**STATED TASK:**
Return only the number of lines that hold "Singh".

**DATA FOR THIS TASK:**
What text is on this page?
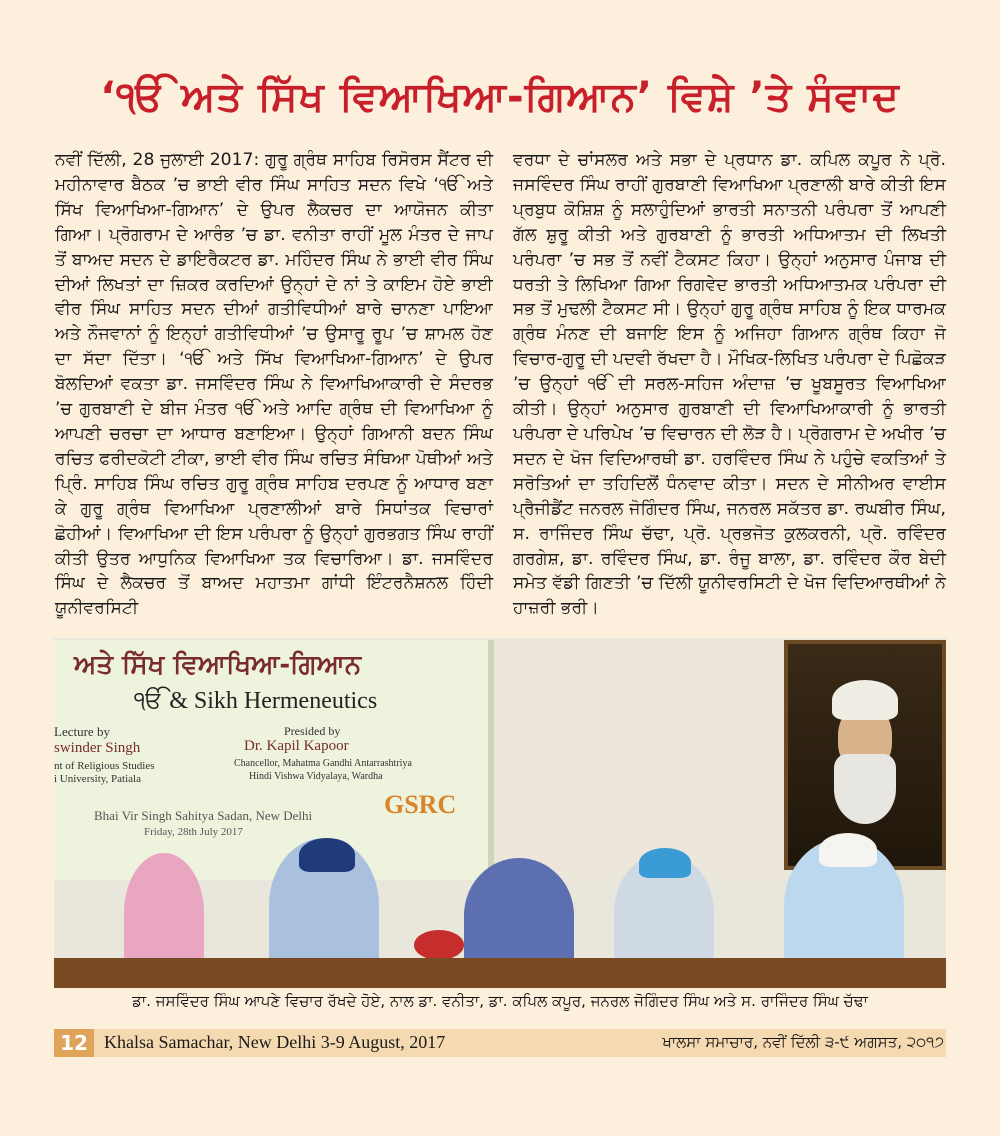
‘ੴ ਅਤੇ ਸਿੱਖ ਵਿਆਖਿਆ-ਗਿਆਨ’ ਵਿਸ਼ੇ ’ਤੇ ਸੰਵਾਦ
ਨਵੀਂ ਦਿੱਲੀ, 28 ਜੁਲਾਈ 2017: ਗੁਰੂ ਗ੍ਰੰਥ ਸਾਹਿਬ ਰਿਸੋਰਸ ਸੈਂਟਰ ਦੀ ਮਹੀਨਾਵਾਰ ਬੈਠਕ ’ਚ ਭਾਈ ਵੀਰ ਸਿੰਘ ਸਾਹਿਤ ਸਦਨ ਵਿਖੇ ‘ੴ ਅਤੇ ਸਿੱਖ ਵਿਆਖਿਆ-ਗਿਆਨ’ ਦੇ ਉਪਰ ਲੈਕਚਰ ਦਾ ਆਯੋਜਨ ਕੀਤਾ ਗਿਆ। ਪ੍ਰੋਗਰਾਮ ਦੇ ਆਰੰਭ ’ਚ ਡਾ. ਵਨੀਤਾ ਰਾਹੀਂ ਮੂਲ ਮੰਤਰ ਦੇ ਜਾਪ ਤੋਂ ਬਾਅਦ ਸਦਨ ਦੇ ਡਾਇਰੈਕਟਰ ਡਾ. ਮਹਿੰਦਰ ਸਿੰਘ ਨੇ ਭਾਈ ਵੀਰ ਸਿੰਘ ਦੀਆਂ ਲਿਖਤਾਂ ਦਾ ਜ਼ਿਕਰ ਕਰਦਿਆਂ ਉਨ੍ਹਾਂ ਦੇ ਨਾਂ ਤੇ ਕਾਇਮ ਹੋਏ ਭਾਈ ਵੀਰ ਸਿੰਘ ਸਾਹਿਤ ਸਦਨ ਦੀਆਂ ਗਤੀਵਿਧੀਆਂ ਬਾਰੇ ਚਾਨਣਾ ਪਾਇਆ ਅਤੇ ਨੌਜਵਾਨਾਂ ਨੂੰ ਇਨ੍ਹਾਂ ਗਤੀਵਿਧੀਆਂ ’ਚ ਉਸਾਰੂ ਰੂਪ ’ਚ ਸ਼ਾਮਲ ਹੋਣ ਦਾ ਸੱਦਾ ਦਿੱਤਾ। ‘ੴ ਅਤੇ ਸਿੱਖ ਵਿਆਖਿਆ-ਗਿਆਨ’ ਦੇ ਉਪਰ ਬੋਲਦਿਆਂ ਵਕਤਾ ਡਾ. ਜਸਵਿੰਦਰ ਸਿੰਘ ਨੇ ਵਿਆਖਿਆਕਾਰੀ ਦੇ ਸੰਦਰਭ ’ਚ ਗੁਰਬਾਣੀ ਦੇ ਬੀਜ ਮੰਤਰ ੴ ਅਤੇ ਆਦਿ ਗ੍ਰੰਥ ਦੀ ਵਿਆਖਿਆ ਨੂੰ ਆਪਣੀ ਚਰਚਾ ਦਾ ਆਧਾਰ ਬਣਾਇਆ। ਉਨ੍ਹਾਂ ਗਿਆਨੀ ਬਦਨ ਸਿੰਘ ਰਚਿਤ ਫਰੀਦਕੋਟੀ ਟੀਕਾ, ਭਾਈ ਵੀਰ ਸਿੰਘ ਰਚਿਤ ਸੰਥਿਆ ਪੋਥੀਆਂ ਅਤੇ ਪ੍ਰਿੰ. ਸਾਹਿਬ ਸਿੰਘ ਰਚਿਤ ਗੁਰੂ ਗ੍ਰੰਥ ਸਾਹਿਬ ਦਰਪਣ ਨੂੰ ਆਧਾਰ ਬਣਾ ਕੇ ਗੁਰੂ ਗ੍ਰੰਥ ਵਿਆਖਿਆ ਪ੍ਰਣਾਲੀਆਂ ਬਾਰੇ ਸਿਧਾਂਤਕ ਵਿਚਾਰਾਂ ਛੋਹੀਆਂ। ਵਿਆਖਿਆ ਦੀ ਇਸ ਪਰੰਪਰਾ ਨੂੰ ਉਨ੍ਹਾਂ ਗੁਰਭਗਤ ਸਿੰਘ ਰਾਹੀਂ ਕੀਤੀ ਉਤਰ ਆਧੁਨਿਕ ਵਿਆਖਿਆ ਤਕ ਵਿਚਾਰਿਆ। ਡਾ. ਜਸਵਿੰਦਰ ਸਿੰਘ ਦੇ ਲੈਕਚਰ ਤੋਂ ਬਾਅਦ ਮਹਾਤਮਾ ਗਾਂਧੀ ਇੰਟਰਨੈਸ਼ਨਲ ਹਿੰਦੀ ਯੂਨੀਵਰਸਿਟੀ
ਵਰਧਾ ਦੇ ਚਾਂਸਲਰ ਅਤੇ ਸਭਾ ਦੇ ਪ੍ਰਧਾਨ ਡਾ. ਕਪਿਲ ਕਪੂਰ ਨੇ ਪ੍ਰੋ. ਜਸਵਿੰਦਰ ਸਿੰਘ ਰਾਹੀਂ ਗੁਰਬਾਣੀ ਵਿਆਖਿਆ ਪ੍ਰਣਾਲੀ ਬਾਰੇ ਕੀਤੀ ਇਸ ਪ੍ਰਬੁਧ ਕੋਸ਼ਿਸ਼ ਨੂੰ ਸਲਾਹੁੰਦਿਆਂ ਭਾਰਤੀ ਸਨਾਤਨੀ ਪਰੰਪਰਾ ਤੋਂ ਆਪਣੀ ਗੱਲ ਸ਼ੁਰੂ ਕੀਤੀ ਅਤੇ ਗੁਰਬਾਣੀ ਨੂੰ ਭਾਰਤੀ ਅਧਿਆਤਮ ਦੀ ਲਿਖਤੀ ਪਰੰਪਰਾ ’ਚ ਸਭ ਤੋਂ ਨਵੀਂ ਟੈਕਸਟ ਕਿਹਾ। ਉਨ੍ਹਾਂ ਅਨੁਸਾਰ ਪੰਜਾਬ ਦੀ ਧਰਤੀ ਤੇ ਲਿਖਿਆ ਗਿਆ ਰਿਗਵੇਦ ਭਾਰਤੀ ਅਧਿਆਤਮਕ ਪਰੰਪਰਾ ਦੀ ਸਭ ਤੋਂ ਮੁਢਲੀ ਟੈਕਸਟ ਸੀ। ਉਨ੍ਹਾਂ ਗੁਰੂ ਗ੍ਰੰਥ ਸਾਹਿਬ ਨੂੰ ਇਕ ਧਾਰਮਕ ਗ੍ਰੰਥ ਮੰਨਣ ਦੀ ਬਜਾਇ ਇਸ ਨੂੰ ਅਜਿਹਾ ਗਿਆਨ ਗ੍ਰੰਥ ਕਿਹਾ ਜੋ ਵਿਚਾਰ-ਗੁਰੂ ਦੀ ਪਦਵੀ ਰੱਖਦਾ ਹੈ। ਮੌਖਿਕ-ਲਿਖਿਤ ਪਰੰਪਰਾ ਦੇ ਪਿਛੋਕੜ ’ਚ ਉਨ੍ਹਾਂ ੴ ਦੀ ਸਰਲ-ਸਹਿਜ ਅੰਦਾਜ਼ ’ਚ ਖੂਬਸੂਰਤ ਵਿਆਖਿਆ ਕੀਤੀ। ਉਨ੍ਹਾਂ ਅਨੁਸਾਰ ਗੁਰਬਾਣੀ ਦੀ ਵਿਆਖਿਆਕਾਰੀ ਨੂੰ ਭਾਰਤੀ ਪਰੰਪਰਾ ਦੇ ਪਰਿਪੇਖ ’ਚ ਵਿਚਾਰਨ ਦੀ ਲੋੜ ਹੈ। ਪ੍ਰੋਗਰਾਮ ਦੇ ਅਖੀਰ ’ਚ ਸਦਨ ਦੇ ਖੋਜ ਵਿਦਿਆਰਥੀ ਡਾ. ਹਰਵਿੰਦਰ ਸਿੰਘ ਨੇ ਪਹੁੰਚੇ ਵਕਤਿਆਂ ਤੇ ਸਰੋਤਿਆਂ ਦਾ ਤਹਿਦਿਲੋਂ ਧੰਨਵਾਦ ਕੀਤਾ। ਸਦਨ ਦੇ ਸੀਨੀਅਰ ਵਾਈਸ ਪ੍ਰੈਜੀਡੈਂਟ ਜਨਰਲ ਜੋਗਿੰਦਰ ਸਿੰਘ, ਜਨਰਲ ਸਕੱਤਰ ਡਾ. ਰਘਬੀਰ ਸਿੰਘ, ਸ. ਰਾਜਿੰਦਰ ਸਿੰਘ ਚੱਢਾ, ਪ੍ਰੋ. ਪ੍ਰਭਜੋਤ ਕੁਲਕਰਨੀ, ਪ੍ਰੋ. ਰਵਿੰਦਰ ਗਰਗੇਸ਼, ਡਾ. ਰਵਿੰਦਰ ਸਿੰਘ, ਡਾ. ਰੰਜੂ ਬਾਲਾ, ਡਾ. ਰਵਿੰਦਰ ਕੌਰ ਬੇਦੀ ਸਮੇਤ ਵੱਡੀ ਗਿਣਤੀ ’ਚ ਦਿੱਲੀ ਯੂਨੀਵਰਸਿਟੀ ਦੇ ਖੋਜ ਵਿਦਿਆਰਥੀਆਂ ਨੇ ਹਾਜ਼ਰੀ ਭਰੀ।
ਅਤੇ ਸਿੱਖ ਵਿਆਖਿਆ-ਗਿਆਨ
ੴ & Sikh Hermeneutics
Lecture by
swinder Singh
nt of Religious Studies
i University, Patiala
Presided by
Dr. Kapil Kapoor
Chancellor, Mahatma Gandhi Antarrashtriya
Hindi Vishwa Vidyalaya, Wardha
Bhai Vir Singh Sahitya Sadan, New Delhi
Friday, 28th July 2017
GSRC
ਡਾ. ਜਸਵਿੰਦਰ ਸਿੰਘ ਆਪਣੇ ਵਿਚਾਰ ਰੱਖਦੇ ਹੋਏ, ਨਾਲ ਡਾ. ਵਨੀਤਾ, ਡਾ. ਕਪਿਲ ਕਪੂਰ, ਜਨਰਲ ਜੋਗਿੰਦਰ ਸਿੰਘ ਅਤੇ ਸ. ਰਾਜਿੰਦਰ ਸਿੰਘ ਚੱਢਾ
12 Khalsa Samachar, New Delhi 3-9 August, 2017	ਖਾਲਸਾ ਸਮਾਚਾਰ, ਨਵੀਂ ਦਿੱਲੀ ੩-੯ ਅਗਸਤ, ੨੦੧੭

**RESULT OF THIS TASK:**
2